(Part of a data file)
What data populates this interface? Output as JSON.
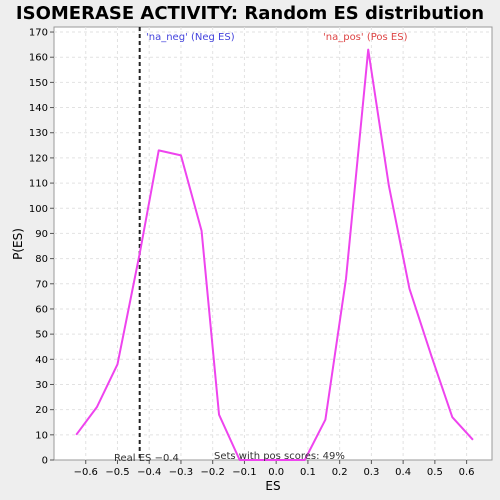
{
  "chart_data": {
    "type": "line",
    "title": "ISOMERASE ACTIVITY: Random ES distribution",
    "xlabel": "ES",
    "ylabel": "P(ES)",
    "xlim": [
      -0.7,
      0.68
    ],
    "ylim": [
      0,
      172
    ],
    "xticks": [
      -0.6,
      -0.5,
      -0.4,
      -0.3,
      -0.2,
      -0.1,
      0.0,
      0.1,
      0.2,
      0.3,
      0.4,
      0.5,
      0.6
    ],
    "xtick_labels": [
      "−0.6",
      "−0.5",
      "−0.4",
      "−0.3",
      "−0.2",
      "−0.1",
      "0.0",
      "0.1",
      "0.2",
      "0.3",
      "0.4",
      "0.5",
      "0.6"
    ],
    "yticks": [
      0,
      10,
      20,
      30,
      40,
      50,
      60,
      70,
      80,
      90,
      100,
      110,
      120,
      130,
      140,
      150,
      160,
      170
    ],
    "grid": true,
    "series": [
      {
        "color": "#ee44ee",
        "x": [
          -0.63,
          -0.565,
          -0.5,
          -0.43,
          -0.37,
          -0.3,
          -0.235,
          -0.18,
          -0.115,
          -0.05,
          0.02,
          0.09,
          0.155,
          0.22,
          0.29,
          0.355,
          0.42,
          0.49,
          0.555,
          0.62
        ],
        "y": [
          10,
          21,
          38,
          82,
          123,
          121,
          91,
          18,
          0,
          0,
          0,
          0,
          16,
          72,
          163,
          109,
          68,
          41,
          17,
          8
        ]
      }
    ],
    "annotations": {
      "real_es": {
        "x": -0.43,
        "label": "Real ES −0.4",
        "color": "#333333"
      },
      "neg_label": {
        "text": "'na_neg' (Neg ES)",
        "color": "#4444dd"
      },
      "pos_label": {
        "text": "'na_pos' (Pos ES)",
        "color": "#dd4444"
      },
      "pos_scores": {
        "text": "Sets with pos scores: 49%",
        "color": "#333333"
      }
    }
  }
}
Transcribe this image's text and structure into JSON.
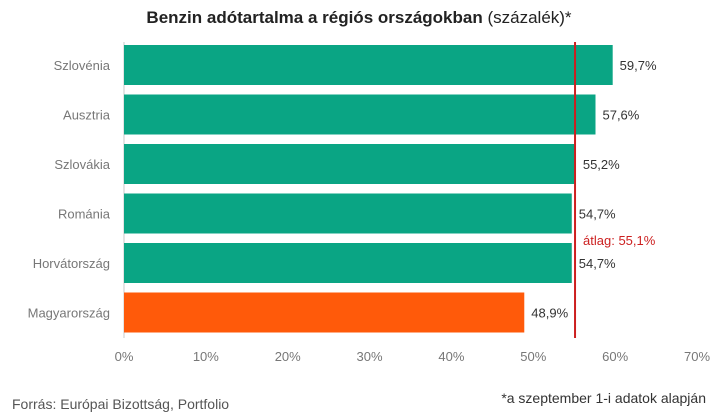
{
  "title": {
    "bold": "Benzin adótartalma a régiós országokban",
    "normal": "(százalék)*"
  },
  "source": "Forrás: Európai Bizottság, Portfolio",
  "footnote": "*a szeptember 1-i adatok alapján",
  "colors": {
    "bar": "#0aa584",
    "highlight": "#ff5a0a",
    "average_line": "#cc1f1f",
    "axis_text": "#777777",
    "label_text": "#333333"
  },
  "chart_data": {
    "type": "bar",
    "orientation": "horizontal",
    "title": "Benzin adótartalma a régiós országokban (százalék)*",
    "categories": [
      "Szlovénia",
      "Ausztria",
      "Szlovákia",
      "Románia",
      "Horvátország",
      "Magyarország"
    ],
    "values": [
      59.7,
      57.6,
      55.2,
      54.7,
      54.7,
      48.9
    ],
    "value_labels": [
      "59,7%",
      "57,6%",
      "55,2%",
      "54,7%",
      "54,7%",
      "48,9%"
    ],
    "highlight_category": "Magyarország",
    "xlim": [
      0,
      70
    ],
    "x_ticks": [
      0,
      10,
      20,
      30,
      40,
      50,
      60,
      70
    ],
    "x_tick_labels": [
      "0%",
      "10%",
      "20%",
      "30%",
      "40%",
      "50%",
      "60%",
      "70%"
    ],
    "average": {
      "value": 55.1,
      "label": "átlag: 55,1%"
    },
    "grid": false,
    "legend": "none"
  }
}
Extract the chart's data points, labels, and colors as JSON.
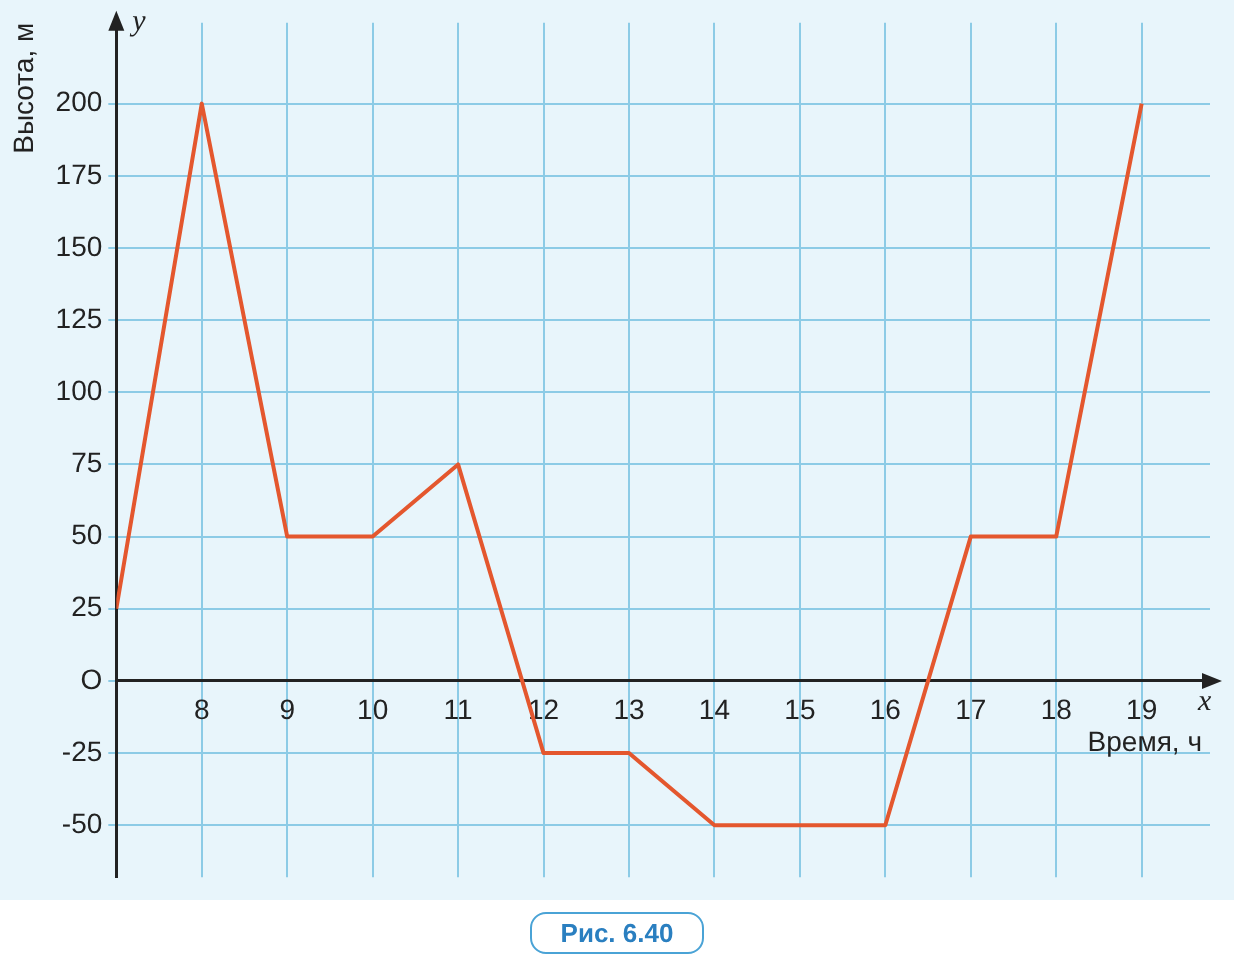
{
  "chart_data": {
    "type": "line",
    "ylabel": "Высота, м",
    "xlabel": "Время, ч",
    "annotations": [
      "x",
      "y",
      "Рис. 6.40"
    ],
    "x": [
      7,
      8,
      9,
      10,
      11,
      12,
      13,
      14,
      16,
      17,
      18,
      19
    ],
    "series": [
      {
        "color": "#e4572e",
        "values": [
          25,
          200,
          50,
          50,
          75,
          -25,
          -25,
          -50,
          -50,
          50,
          50,
          200
        ]
      }
    ],
    "xlim": [
      7,
      19.8
    ],
    "xticks": [
      {
        "value": 7,
        "label": null
      },
      8,
      9,
      10,
      11,
      12,
      13,
      14,
      15,
      16,
      17,
      18,
      19
    ],
    "ylim": [
      -68,
      228
    ],
    "yticks": [
      -50,
      -25,
      {
        "value": 0,
        "label": "O"
      },
      25,
      50,
      75,
      100,
      125,
      150,
      175,
      200
    ],
    "grid": true,
    "legend": false,
    "marker": "none",
    "line_style": "solid"
  }
}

§ **SET PROBLEM**
Write out the data precisely as given, excluding the pictures.

§ **ANSWER TO THIS EXERCISE**
What data populates this interface? Output as JSON.
{
  "chart_data": {
    "type": "line",
    "title": "ISOMERASE ACTIVITY: Random ES distribution",
    "xlabel": "ES",
    "ylabel": "P(ES)",
    "xlim": [
      -0.7,
      0.68
    ],
    "ylim": [
      0,
      172
    ],
    "xticks": [
      -0.6,
      -0.5,
      -0.4,
      -0.3,
      -0.2,
      -0.1,
      0.0,
      0.1,
      0.2,
      0.3,
      0.4,
      0.5,
      0.6
    ],
    "xtick_labels": [
      "−0.6",
      "−0.5",
      "−0.4",
      "−0.3",
      "−0.2",
      "−0.1",
      "0.0",
      "0.1",
      "0.2",
      "0.3",
      "0.4",
      "0.5",
      "0.6"
    ],
    "yticks": [
      0,
      10,
      20,
      30,
      40,
      50,
      60,
      70,
      80,
      90,
      100,
      110,
      120,
      130,
      140,
      150,
      160,
      170
    ],
    "grid": true,
    "series": [
      {
        "color": "#ee44ee",
        "x": [
          -0.63,
          -0.565,
          -0.5,
          -0.43,
          -0.37,
          -0.3,
          -0.235,
          -0.18,
          -0.115,
          -0.05,
          0.02,
          0.09,
          0.155,
          0.22,
          0.29,
          0.355,
          0.42,
          0.49,
          0.555,
          0.62
        ],
        "y": [
          10,
          21,
          38,
          82,
          123,
          121,
          91,
          18,
          0,
          0,
          0,
          0,
          16,
          72,
          163,
          109,
          68,
          41,
          17,
          8
        ]
      }
    ],
    "annotations": {
      "real_es": {
        "x": -0.43,
        "label": "Real ES −0.4",
        "color": "#333333"
      },
      "neg_label": {
        "text": "'na_neg' (Neg ES)",
        "color": "#4444dd"
      },
      "pos_label": {
        "text": "'na_pos' (Pos ES)",
        "color": "#dd4444"
      },
      "pos_scores": {
        "text": "Sets with pos scores: 49%",
        "color": "#333333"
      }
    }
  }
}
Transcribe this image's text and structure into JSON.
{
  "title": {
    "bold": "Benzin adótartalma a régiós országokban",
    "normal": "(százalék)*"
  },
  "source": "Forrás: Európai Bizottság, Portfolio",
  "footnote": "*a szeptember 1-i adatok alapján",
  "colors": {
    "bar": "#0aa584",
    "highlight": "#ff5a0a",
    "average_line": "#cc1f1f",
    "axis_text": "#777777",
    "label_text": "#333333"
  },
  "chart_data": {
    "type": "bar",
    "orientation": "horizontal",
    "title": "Benzin adótartalma a régiós országokban (százalék)*",
    "categories": [
      "Szlovénia",
      "Ausztria",
      "Szlovákia",
      "Románia",
      "Horvátország",
      "Magyarország"
    ],
    "values": [
      59.7,
      57.6,
      55.2,
      54.7,
      54.7,
      48.9
    ],
    "value_labels": [
      "59,7%",
      "57,6%",
      "55,2%",
      "54,7%",
      "54,7%",
      "48,9%"
    ],
    "highlight_category": "Magyarország",
    "xlim": [
      0,
      70
    ],
    "x_ticks": [
      0,
      10,
      20,
      30,
      40,
      50,
      60,
      70
    ],
    "x_tick_labels": [
      "0%",
      "10%",
      "20%",
      "30%",
      "40%",
      "50%",
      "60%",
      "70%"
    ],
    "average": {
      "value": 55.1,
      "label": "átlag: 55,1%"
    },
    "grid": false,
    "legend": "none"
  }
}
Extract the chart's data points, labels, and colors as JSON.
{
  "chart_data": {
    "type": "line",
    "ylabel": "Высота, м",
    "xlabel": "Время, ч",
    "annotations": [
      "x",
      "y",
      "Рис. 6.40"
    ],
    "x": [
      7,
      8,
      9,
      10,
      11,
      12,
      13,
      14,
      16,
      17,
      18,
      19
    ],
    "series": [
      {
        "color": "#e4572e",
        "values": [
          25,
          200,
          50,
          50,
          75,
          -25,
          -25,
          -50,
          -50,
          50,
          50,
          200
        ]
      }
    ],
    "xlim": [
      7,
      19.8
    ],
    "xticks": [
      {
        "value": 7,
        "label": null
      },
      8,
      9,
      10,
      11,
      12,
      13,
      14,
      15,
      16,
      17,
      18,
      19
    ],
    "ylim": [
      -68,
      228
    ],
    "yticks": [
      -50,
      -25,
      {
        "value": 0,
        "label": "O"
      },
      25,
      50,
      75,
      100,
      125,
      150,
      175,
      200
    ],
    "grid": true,
    "legend": false,
    "marker": "none",
    "line_style": "solid"
  }
}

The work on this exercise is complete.